[start]

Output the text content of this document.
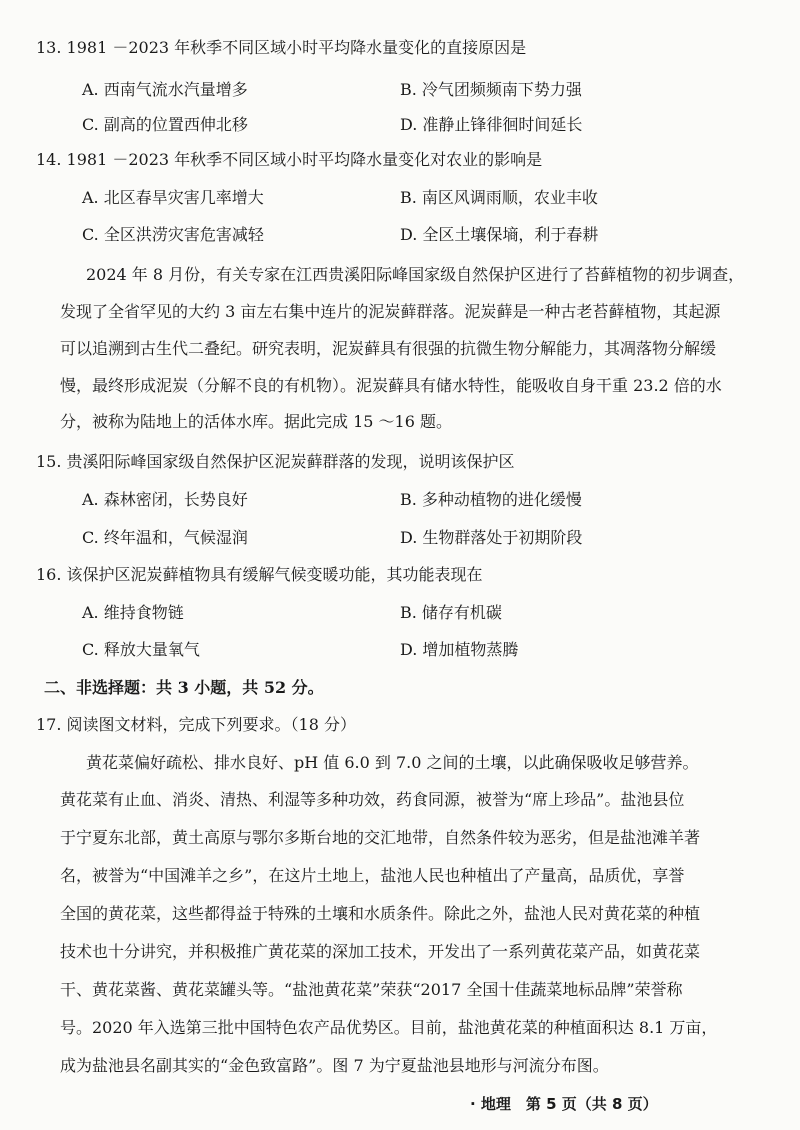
13. 1981 －2023 年秋季不同区域小时平均降水量变化的直接原因是
A. 西南气流水汽量增多	B. 冷气团频频南下势力强
C. 副高的位置西伸北移	D. 准静止锋徘徊时间延长
14. 1981 －2023 年秋季不同区域小时平均降水量变化对农业的影响是
A. 北区春旱灾害几率增大	B. 南区风调雨顺，农业丰收
C. 全区洪涝灾害危害减轻	D. 全区土壤保墒，利于春耕
2024 年 8 月份，有关专家在江西贵溪阳际峰国家级自然保护区进行了苔藓植物的初步调查，
发现了全省罕见的大约 3 亩左右集中连片的泥炭藓群落。泥炭藓是一种古老苔藓植物，其起源
可以追溯到古生代二叠纪。研究表明，泥炭藓具有很强的抗微生物分解能力，其凋落物分解缓
慢，最终形成泥炭（分解不良的有机物）。泥炭藓具有储水特性，能吸收自身干重 23.2 倍的水
分，被称为陆地上的活体水库。据此完成 15 ～16 题。
15. 贵溪阳际峰国家级自然保护区泥炭藓群落的发现，说明该保护区
A. 森林密闭，长势良好	B. 多种动植物的进化缓慢
C. 终年温和，气候湿润	D. 生物群落处于初期阶段
16. 该保护区泥炭藓植物具有缓解气候变暖功能，其功能表现在
A. 维持食物链	B. 储存有机碳
C. 释放大量氧气	D. 增加植物蒸腾
二、非选择题：共 3 小题，共 52 分。
17. 阅读图文材料，完成下列要求。（18 分）
黄花菜偏好疏松、排水良好、pH 值 6.0 到 7.0 之间的土壤，以此确保吸收足够营养。
黄花菜有止血、消炎、清热、利湿等多种功效，药食同源，被誉为“席上珍品”。盐池县位
于宁夏东北部，黄土高原与鄂尔多斯台地的交汇地带，自然条件较为恶劣，但是盐池滩羊著
名，被誉为“中国滩羊之乡”，在这片土地上，盐池人民也种植出了产量高，品质优，享誉
全国的黄花菜，这些都得益于特殊的土壤和水质条件。除此之外，盐池人民对黄花菜的种植
技术也十分讲究，并积极推广黄花菜的深加工技术，开发出了一系列黄花菜产品，如黄花菜
干、黄花菜酱、黄花菜罐头等。“盐池黄花菜”荣获“2017 全国十佳蔬菜地标品牌”荣誉称
号。2020 年入选第三批中国特色农产品优势区。目前，盐池黄花菜的种植面积达 8.1 万亩，
成为盐池县名副其实的“金色致富路”。图 7 为宁夏盐池县地形与河流分布图。
· 地理　第 5 页（共 8 页）
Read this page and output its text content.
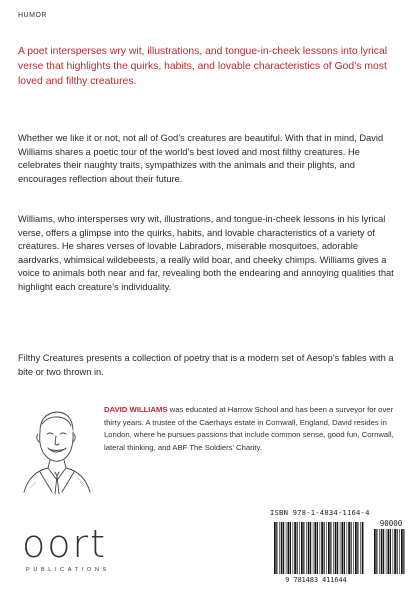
HUMOR
A poet intersperses wry wit, illustrations, and tongue-in-cheek lessons into lyrical verse that highlights the quirks, habits, and lovable characteristics of God’s most loved and filthy creatures.
Whether we like it or not, not all of God’s creatures are beautiful. With that in mind, David Williams shares a poetic tour of the world’s best loved and most filthy creatures. He celebrates their naughty traits, sympathizes with the animals and their plights, and encourages reflection about their future.
Williams, who intersperses wry wit, illustrations, and tongue-in-cheek lessons in his lyrical verse, offers a glimpse into the quirks, habits, and lovable characteristics of a variety of creatures. He shares verses of lovable Labradors, miserable mosquitoes, adorable aardvarks, whimsical wildebeests, a really wild boar, and cheeky chimps. Williams gives a voice to animals both near and far, revealing both the endearing and annoying qualities that highlight each creature’s individuality.
Filthy Creatures presents a collection of poetry that is a modern set of Aesop’s fables with a bite or two thrown in.
DAVID WILLIAMS was educated at Harrow School and has been a surveyor for over thirty years. A trustee of the Caerhays estate in Cornwall, England, David resides in London, where he pursues passions that include common sense, good fun, Cornwall, lateral thinking, and ABF The Soldiers’ Charity.
oort
PUBLICATIONS
ISBN 978-1-4834-1164-4
90000
9 781483 411644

[end]

> [The task]:
Return all the entries word for word, but omit any pictures they contain.

> [Output for this exercise]:
Output the text content of this document.
13. 1981 －2023 年秋季不同区域小时平均降水量变化的直接原因是
A. 西南气流水汽量增多	B. 冷气团频频南下势力强
C. 副高的位置西伸北移	D. 准静止锋徘徊时间延长
14. 1981 －2023 年秋季不同区域小时平均降水量变化对农业的影响是
A. 北区春旱灾害几率增大	B. 南区风调雨顺，农业丰收
C. 全区洪涝灾害危害减轻	D. 全区土壤保墒，利于春耕
2024 年 8 月份，有关专家在江西贵溪阳际峰国家级自然保护区进行了苔藓植物的初步调查，
发现了全省罕见的大约 3 亩左右集中连片的泥炭藓群落。泥炭藓是一种古老苔藓植物，其起源
可以追溯到古生代二叠纪。研究表明，泥炭藓具有很强的抗微生物分解能力，其凋落物分解缓
慢，最终形成泥炭（分解不良的有机物）。泥炭藓具有储水特性，能吸收自身干重 23.2 倍的水
分，被称为陆地上的活体水库。据此完成 15 ～16 题。
15. 贵溪阳际峰国家级自然保护区泥炭藓群落的发现，说明该保护区
A. 森林密闭，长势良好	B. 多种动植物的进化缓慢
C. 终年温和，气候湿润	D. 生物群落处于初期阶段
16. 该保护区泥炭藓植物具有缓解气候变暖功能，其功能表现在
A. 维持食物链	B. 储存有机碳
C. 释放大量氧气	D. 增加植物蒸腾
二、非选择题：共 3 小题，共 52 分。
17. 阅读图文材料，完成下列要求。（18 分）
黄花菜偏好疏松、排水良好、pH 值 6.0 到 7.0 之间的土壤，以此确保吸收足够营养。
黄花菜有止血、消炎、清热、利湿等多种功效，药食同源，被誉为“席上珍品”。盐池县位
于宁夏东北部，黄土高原与鄂尔多斯台地的交汇地带，自然条件较为恶劣，但是盐池滩羊著
名，被誉为“中国滩羊之乡”，在这片土地上，盐池人民也种植出了产量高，品质优，享誉
全国的黄花菜，这些都得益于特殊的土壤和水质条件。除此之外，盐池人民对黄花菜的种植
技术也十分讲究，并积极推广黄花菜的深加工技术，开发出了一系列黄花菜产品，如黄花菜
干、黄花菜酱、黄花菜罐头等。“盐池黄花菜”荣获“2017 全国十佳蔬菜地标品牌”荣誉称
号。2020 年入选第三批中国特色农产品优势区。目前，盐池黄花菜的种植面积达 8.1 万亩，
成为盐池县名副其实的“金色致富路”。图 7 为宁夏盐池县地形与河流分布图。
· 地理　第 5 页（共 8 页）
Read this page and output its text content.
HUMOR
A poet intersperses wry wit, illustrations, and tongue-in-cheek lessons into lyrical verse that highlights the quirks, habits, and lovable characteristics of God’s most loved and filthy creatures.
Whether we like it or not, not all of God’s creatures are beautiful. With that in mind, David Williams shares a poetic tour of the world’s best loved and most filthy creatures. He celebrates their naughty traits, sympathizes with the animals and their plights, and encourages reflection about their future.
Williams, who intersperses wry wit, illustrations, and tongue-in-cheek lessons in his lyrical verse, offers a glimpse into the quirks, habits, and lovable characteristics of a variety of creatures. He shares verses of lovable Labradors, miserable mosquitoes, adorable aardvarks, whimsical wildebeests, a really wild boar, and cheeky chimps. Williams gives a voice to animals both near and far, revealing both the endearing and annoying qualities that highlight each creature’s individuality.
Filthy Creatures presents a collection of poetry that is a modern set of Aesop’s fables with a bite or two thrown in.
DAVID WILLIAMS was educated at Harrow School and has been a surveyor for over thirty years. A trustee of the Caerhays estate in Cornwall, England, David resides in London, where he pursues passions that include common sense, good fun, Cornwall, lateral thinking, and ABF The Soldiers’ Charity.
oort
PUBLICATIONS
ISBN 978-1-4834-1164-4
90000
9 781483 411644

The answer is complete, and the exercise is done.